* Task objective: Look below. Copy each line that has "have" in it.

* Record excerpts:
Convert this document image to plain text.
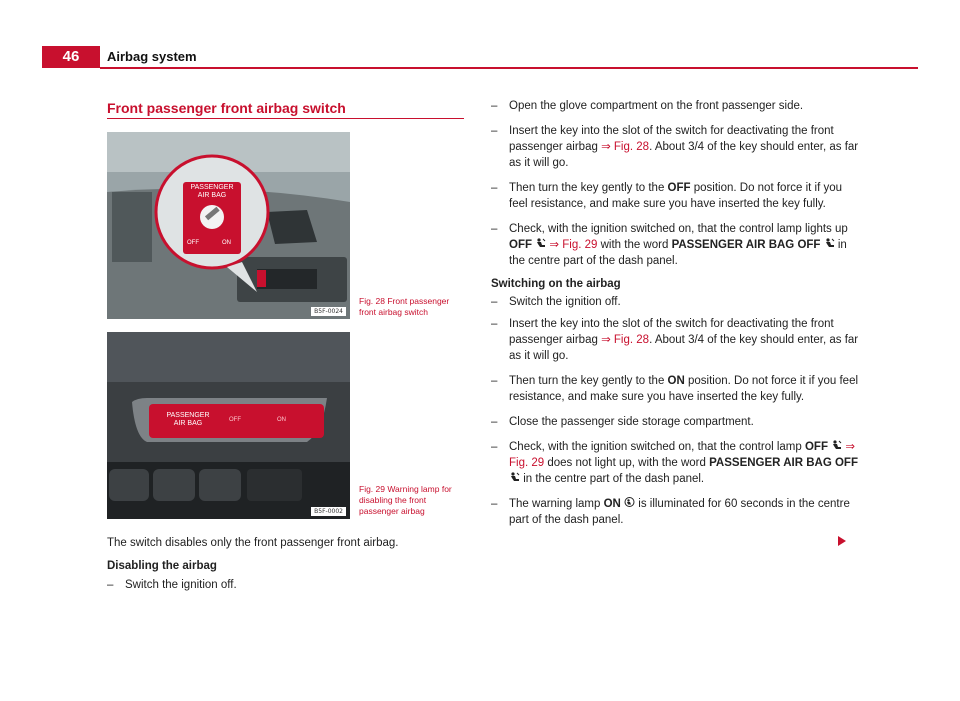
46	Airbag system
Front passenger front airbag switch
PASSENGER
AIR BAG
OFF	ON
B5F-0024
Fig. 28 Front passenger front airbag switch
PASSENGER
AIR BAG	OFF	ON
B5F-0002
Fig. 29 Warning lamp for disabling the front passenger airbag

The switch disables only the front passenger front airbag.

Disabling the airbag

– Switch the ignition off.
– Open the glove compartment on the front passenger side.
– Insert the key into the slot of the switch for deactivating the front passenger airbag ⇒ Fig. 28. About 3/4 of the key should enter, as far as it will go.
– Then turn the key gently to the OFF position. Do not force it if you feel resistance, and make sure you have inserted the key fully.
– Check, with the ignition switched on, that the control lamp lights up OFF ⇒ Fig. 29 with the word PASSENGER AIR BAG OFF  in the centre part of the dash panel.
Switching on the airbag
– Switch the ignition off.
– Insert the key into the slot of the switch for deactivating the front passenger airbag ⇒ Fig. 28. About 3/4 of the key should enter, as far as it will go.
– Then turn the key gently to the ON position. Do not force it if you feel resistance, and make sure you have inserted the key fully.
– Close the passenger side storage compartment.
– Check, with the ignition switched on, that the control lamp OFF ⇒ Fig. 29 does not light up, with the word PASSENGER AIR BAG OFF  in the centre part of the dash panel.
– The warning lamp ON  is illuminated for 60 seconds in the centre part of the dash panel.
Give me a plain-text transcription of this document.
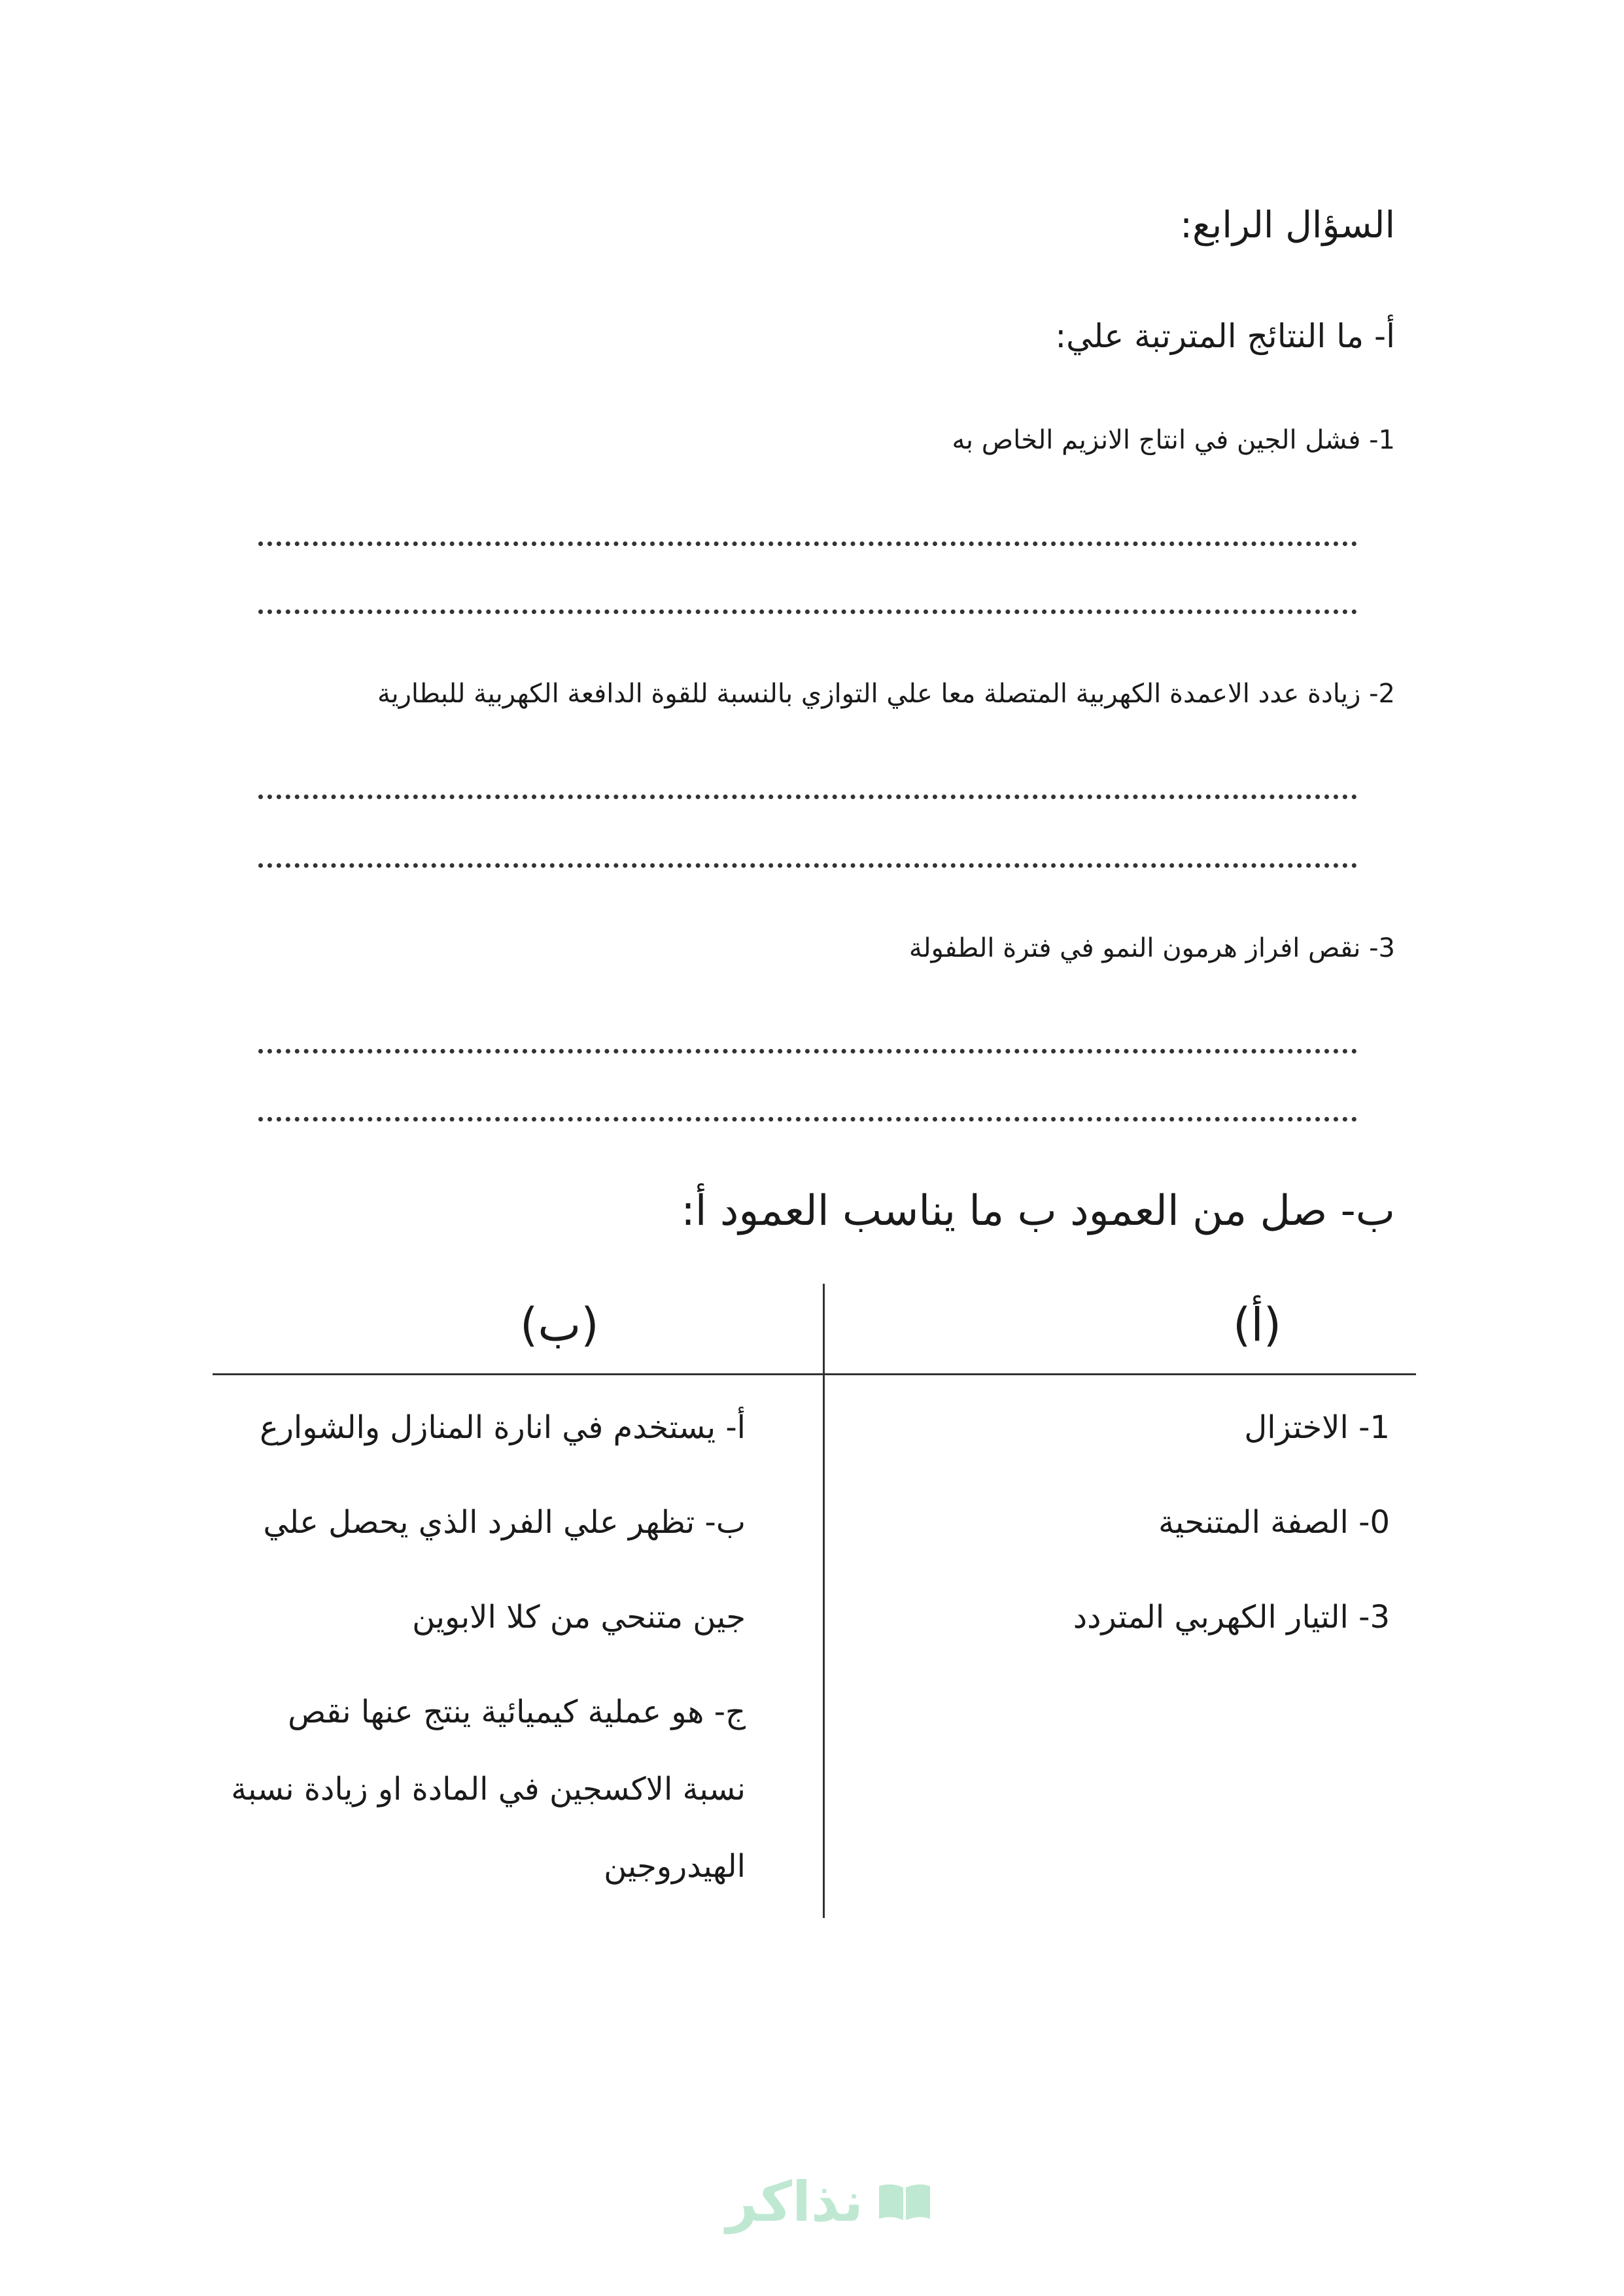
السؤال الرابع:
أ- ما النتائج المترتبة علي:
1- فشل الجين في انتاج الانزيم الخاص به
2- زيادة عدد الاعمدة الكهربية المتصلة معا علي التوازي بالنسبة للقوة الدافعة الكهربية للبطارية
3- نقص افراز هرمون النمو في فترة الطفولة
ب- صل من العمود ب ما يناسب العمود أ:
(أ)
(ب)
1- الاختزال
0- الصفة المتنحية
3- التيار الكهربي المتردد
أ- يستخدم في انارة المنازل والشوارع
ب- تظهر علي الفرد الذي يحصل علي
جين متنحي من كلا الابوين
ج- هو عملية كيميائية ينتج عنها نقص
نسبة الاكسجين في المادة او زيادة نسبة
الهيدروجين
نذاكر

* Answer to this exercise:
– Then turn the key gently to the OFF position. Do not force it if you feel resistance, and make sure you have inserted the key fully.
– Then turn the key gently to the ON position. Do not force it if you feel resistance, and make sure you have inserted the key fully.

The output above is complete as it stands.